━━ Data for the task ━━
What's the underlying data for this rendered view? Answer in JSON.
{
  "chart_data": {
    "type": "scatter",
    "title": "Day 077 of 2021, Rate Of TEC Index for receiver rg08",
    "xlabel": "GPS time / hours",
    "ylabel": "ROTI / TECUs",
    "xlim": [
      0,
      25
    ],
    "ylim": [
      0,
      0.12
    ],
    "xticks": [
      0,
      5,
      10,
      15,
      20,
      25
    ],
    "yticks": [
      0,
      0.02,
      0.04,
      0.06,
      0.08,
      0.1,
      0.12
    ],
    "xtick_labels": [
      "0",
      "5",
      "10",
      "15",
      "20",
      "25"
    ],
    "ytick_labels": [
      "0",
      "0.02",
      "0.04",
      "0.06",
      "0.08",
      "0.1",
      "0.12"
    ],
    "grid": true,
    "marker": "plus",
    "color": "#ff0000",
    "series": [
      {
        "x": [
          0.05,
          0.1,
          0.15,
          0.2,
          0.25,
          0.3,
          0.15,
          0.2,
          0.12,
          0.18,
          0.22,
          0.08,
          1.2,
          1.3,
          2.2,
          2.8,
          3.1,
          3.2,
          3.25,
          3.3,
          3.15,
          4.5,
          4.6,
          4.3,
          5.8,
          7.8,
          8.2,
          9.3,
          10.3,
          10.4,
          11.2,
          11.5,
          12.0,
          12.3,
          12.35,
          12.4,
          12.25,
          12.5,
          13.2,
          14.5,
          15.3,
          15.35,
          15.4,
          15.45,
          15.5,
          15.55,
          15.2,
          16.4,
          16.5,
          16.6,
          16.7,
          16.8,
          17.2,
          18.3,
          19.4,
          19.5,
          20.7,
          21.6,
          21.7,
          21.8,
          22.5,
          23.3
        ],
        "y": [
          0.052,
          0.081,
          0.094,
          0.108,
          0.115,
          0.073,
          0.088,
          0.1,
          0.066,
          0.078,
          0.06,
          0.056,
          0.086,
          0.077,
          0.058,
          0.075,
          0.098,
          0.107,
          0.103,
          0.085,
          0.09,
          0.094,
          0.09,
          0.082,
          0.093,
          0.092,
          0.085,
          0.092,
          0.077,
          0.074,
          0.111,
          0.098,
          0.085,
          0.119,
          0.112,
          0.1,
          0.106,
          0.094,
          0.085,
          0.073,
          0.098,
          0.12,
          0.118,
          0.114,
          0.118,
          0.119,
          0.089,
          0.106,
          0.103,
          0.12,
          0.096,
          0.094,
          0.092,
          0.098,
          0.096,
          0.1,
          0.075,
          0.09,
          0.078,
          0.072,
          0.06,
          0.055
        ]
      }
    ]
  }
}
━━━
Transcribe the material above in its entirety. Match it exactly.

What's the underlying data for this rendered view? Answer in JSON.
{
  "chart_data": {
    "type": "scatter",
    "title": "Day 077 of 2021, Rate Of TEC Index for receiver rg08",
    "xlabel": "GPS time / hours",
    "ylabel": "ROTI / TECUs",
    "xlim": [
      0,
      25
    ],
    "ylim": [
      0,
      0.12
    ],
    "xticks": [
      0,
      5,
      10,
      15,
      20,
      25
    ],
    "yticks": [
      0,
      0.02,
      0.04,
      0.06,
      0.08,
      0.1,
      0.12
    ],
    "xtick_labels": [
      "0",
      "5",
      "10",
      "15",
      "20",
      "25"
    ],
    "ytick_labels": [
      "0",
      "0.02",
      "0.04",
      "0.06",
      "0.08",
      "0.1",
      "0.12"
    ],
    "grid": true,
    "marker": "plus",
    "color": "#ff0000",
    "series": [
      {
        "x": [
          0.05,
          0.1,
          0.15,
          0.2,
          0.25,
          0.3,
          0.15,
          0.2,
          0.12,
          0.18,
          0.22,
          0.08,
          1.2,
          1.3,
          2.2,
          2.8,
          3.1,
          3.2,
          3.25,
          3.3,
          3.15,
          4.5,
          4.6,
          4.3,
          5.8,
          7.8,
          8.2,
          9.3,
          10.3,
          10.4,
          11.2,
          11.5,
          12.0,
          12.3,
          12.35,
          12.4,
          12.25,
          12.5,
          13.2,
          14.5,
          15.3,
          15.35,
          15.4,
          15.45,
          15.5,
          15.55,
          15.2,
          16.4,
          16.5,
          16.6,
          16.7,
          16.8,
          17.2,
          18.3,
          19.4,
          19.5,
          20.7,
          21.6,
          21.7,
          21.8,
          22.5,
          23.3
        ],
        "y": [
          0.052,
          0.081,
          0.094,
          0.108,
          0.115,
          0.073,
          0.088,
          0.1,
          0.066,
          0.078,
          0.06,
          0.056,
          0.086,
          0.077,
          0.058,
          0.075,
          0.098,
          0.107,
          0.103,
          0.085,
          0.09,
          0.094,
          0.09,
          0.082,
          0.093,
          0.092,
          0.085,
          0.092,
          0.077,
          0.074,
          0.111,
          0.098,
          0.085,
          0.119,
          0.112,
          0.1,
          0.106,
          0.094,
          0.085,
          0.073,
          0.098,
          0.12,
          0.118,
          0.114,
          0.118,
          0.119,
          0.089,
          0.106,
          0.103,
          0.12,
          0.096,
          0.094,
          0.092,
          0.098,
          0.096,
          0.1,
          0.075,
          0.09,
          0.078,
          0.072,
          0.06,
          0.055
        ]
      }
    ]
  }
}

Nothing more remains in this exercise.